> _Task requirements_:
Print the entries that appear below, exactly as written and without their pictures.

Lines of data
__________
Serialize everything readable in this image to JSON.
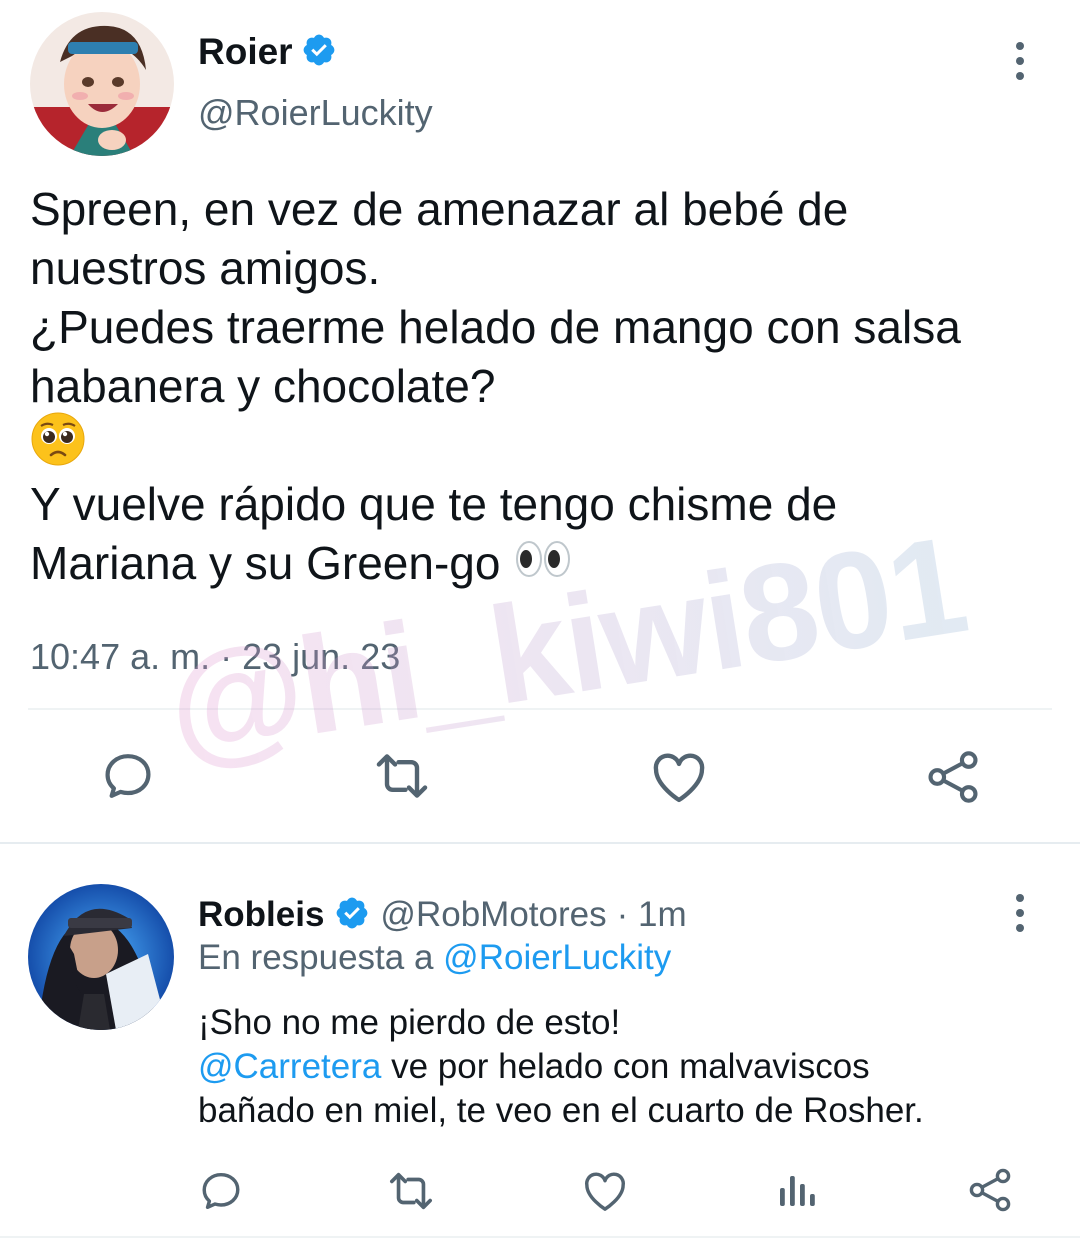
{
  "main_tweet": {
    "author_name": "Roier",
    "handle": "@RoierLuckity",
    "text_line1": "Spreen, en vez de amenazar al bebé de",
    "text_line2": "nuestros amigos.",
    "text_line3": "¿Puedes traerme helado de mango con salsa",
    "text_line4": "habanera y chocolate?",
    "text_line5": "Y vuelve rápido que te tengo chisme de",
    "text_line6": "Mariana y su Green-go",
    "timestamp": "10:47 a. m. · 23 jun. 23"
  },
  "reply": {
    "author_name": "Robleis",
    "handle": "@RobMotores",
    "time": "· 1m",
    "reply_prefix": "En respuesta a",
    "reply_to": "@RoierLuckity",
    "text_line1": "¡Sho no me pierdo de esto!",
    "mention": "@Carretera",
    "text_line2_rest": " ve por helado con malvaviscos",
    "text_line3": "bañado en miel, te veo en el cuarto de Rosher."
  },
  "watermark": "@hi_kiwi801",
  "colors": {
    "verified": "#1d9bf0",
    "link": "#1d9bf0",
    "muted": "#536471",
    "divider": "#eff3f4"
  },
  "icons": {
    "verified": "verified-badge-icon",
    "reply": "reply-icon",
    "retweet": "retweet-icon",
    "like": "heart-icon",
    "share": "share-icon",
    "views": "views-icon",
    "more": "more-options-icon",
    "pleading_face": "pleading-face-emoji",
    "eyes": "eyes-emoji"
  }
}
__________
> _Problem solution_:
Serialize everything readable in this image to JSON.
{
  "main_tweet": {
    "author_name": "Roier",
    "handle": "@RoierLuckity",
    "text_line1": "Spreen, en vez de amenazar al bebé de",
    "text_line2": "nuestros amigos.",
    "text_line3": "¿Puedes traerme helado de mango con salsa",
    "text_line4": "habanera y chocolate?",
    "text_line5": "Y vuelve rápido que te tengo chisme de",
    "text_line6": "Mariana y su Green-go",
    "timestamp": "10:47 a. m. · 23 jun. 23"
  },
  "reply": {
    "author_name": "Robleis",
    "handle": "@RobMotores",
    "time": "· 1m",
    "reply_prefix": "En respuesta a",
    "reply_to": "@RoierLuckity",
    "text_line1": "¡Sho no me pierdo de esto!",
    "mention": "@Carretera",
    "text_line2_rest": " ve por helado con malvaviscos",
    "text_line3": "bañado en miel, te veo en el cuarto de Rosher."
  },
  "watermark": "@hi_kiwi801",
  "colors": {
    "verified": "#1d9bf0",
    "link": "#1d9bf0",
    "muted": "#536471",
    "divider": "#eff3f4"
  },
  "icons": {
    "verified": "verified-badge-icon",
    "reply": "reply-icon",
    "retweet": "retweet-icon",
    "like": "heart-icon",
    "share": "share-icon",
    "views": "views-icon",
    "more": "more-options-icon",
    "pleading_face": "pleading-face-emoji",
    "eyes": "eyes-emoji"
  }
}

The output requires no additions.